Excerpt:
================================

A I<name> is anything that is a legal part of a variable name (not counting
the sigil).  This includes

    $foo                # simple identifiers
    $Foo::Bar::baz      # compound identifiers separated by ::
    $Foo::($bar)::baz   # compound identifiers that perform interpolations
    $42                 # numeric names
    $!                  # certain punctuational variables

When not used as a sigil, the semantic function of C<::> within a
name is to force the preceding portion of the name to be considered
a package through which the subsequent portion of the name is to
be located.  If the preceding portion is null, it means the package
is unspecified and must be searched for according to the nature of
what follows.  Generally this means that an initial C<::> following the
main sigil is a no-op on names that are known at compile time, though
C<::()> can also be used to introduce an interpolation (see below).
Also, in the absence of another sigil, C<::> can serve as its own
sigil indicating intentional use of a not-yet-declared package name.

Unlike in Perl 5, if a sigil is followed by comma, semicolon, a colon
not followed by an identifier,
or any kind of bracket or whitespace (including Unicode brackets and
whitespace), it will be taken to be a sigil without a name rather
than a punctuational variable.  This allows you to use sigils as coercion
operators:

    print $( foo() )    # foo called in item context
    print %( foo() )   # foo called in hash context

In declarative constructs bare sigils may be used as placeholders for
anonymous variables:

    my ($a, $, $c) = 1..3;
    print unless (state $)++;

Outside of declarative constructs you may use C<*> for a placeholder:

    ($a, *, $c) = 1..3;

Attempts to say something like:

    ($a, $, $c) = 1..3;

will result in the message, "Anonymous variable requires declarator".


=item *

Ordinary package-qualified names look like in Perl 5:

    $Foo::Bar::baz      # the $baz variable in package Foo::Bar

Sometimes it's clearer to keep the sigil with the variable name, so an
alternate way to write this is:

    Foo::Bar::<$baz>

This is resolved at compile time because the variable name is a constant.

=item *

The following pseudo-package names are reserved at the front of a name:

    MY          # Symbols in the current lexical scope (aka $?SCOPE)
    OUR         # Symbols in the current package (aka $?PACKAGE)
    CORE        # Outermost lexical scope, definition of standard Perl
    GLOBAL      # Interpreter-wide package symbols, really UNIT::GLOBAL
    PROCESS     # Process-related globals (superglobals)
    COMPILING   # Lexical symbols in the scope being compiled
    DYNAMIC     # Contextual symbols in my or any caller's lexical scope

The following relative names are also reserved but may be used
anywhere in a name:

    CALLER      # Contextual symbols in the immediate caller's lexical scope
    OUTER       # Symbols in the next outer lexical scope
    UNIT        # Symbols in the outermost lexical scope of compilation unit
    SETTING     # Lexical symbols in the unit's DSL (usually CORE)

================================

Data segment:

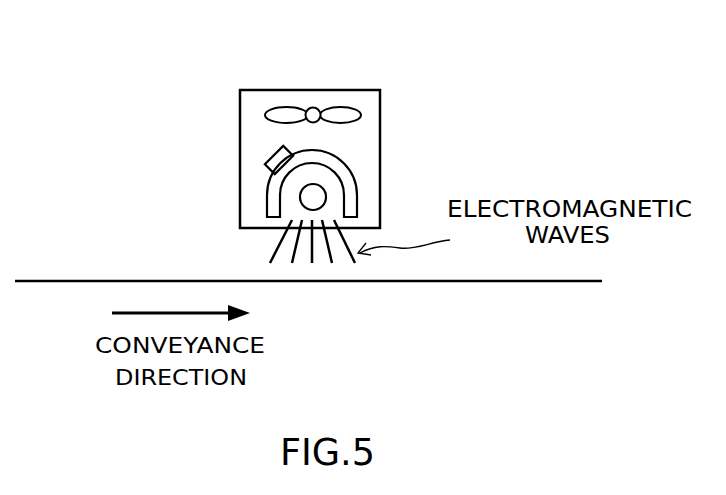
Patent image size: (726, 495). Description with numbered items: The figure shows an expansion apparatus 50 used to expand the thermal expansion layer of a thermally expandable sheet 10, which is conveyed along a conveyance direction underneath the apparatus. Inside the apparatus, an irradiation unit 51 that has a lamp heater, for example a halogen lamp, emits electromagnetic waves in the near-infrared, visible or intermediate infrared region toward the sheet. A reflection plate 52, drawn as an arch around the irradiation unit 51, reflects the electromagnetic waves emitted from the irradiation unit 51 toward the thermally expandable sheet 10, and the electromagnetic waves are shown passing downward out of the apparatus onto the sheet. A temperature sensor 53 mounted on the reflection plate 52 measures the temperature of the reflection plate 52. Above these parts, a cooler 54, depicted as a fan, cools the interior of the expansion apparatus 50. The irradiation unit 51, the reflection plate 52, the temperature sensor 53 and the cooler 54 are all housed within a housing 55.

================================

Exercise:
In the text on Perl variable names, swap "preceding portion" for "earlier portion" in the passage starting at "When not used" and ending at "interpolation (see below).", and write out that passage.

Written response:
When not used as a sigil, the semantic function of C<::> within a
name is to force the earlier portion of the name to be considered
a package through which the subsequent portion of the name is to
be located.  If the earlier portion is null, it means the package
is unspecified and must be searched for according to the nature of
what follows.  Generally this means that an initial C<::> following the
main sigil is a no-op on names that are known at compile time, though
C<::()> can also be used to introduce an interpolation (see below).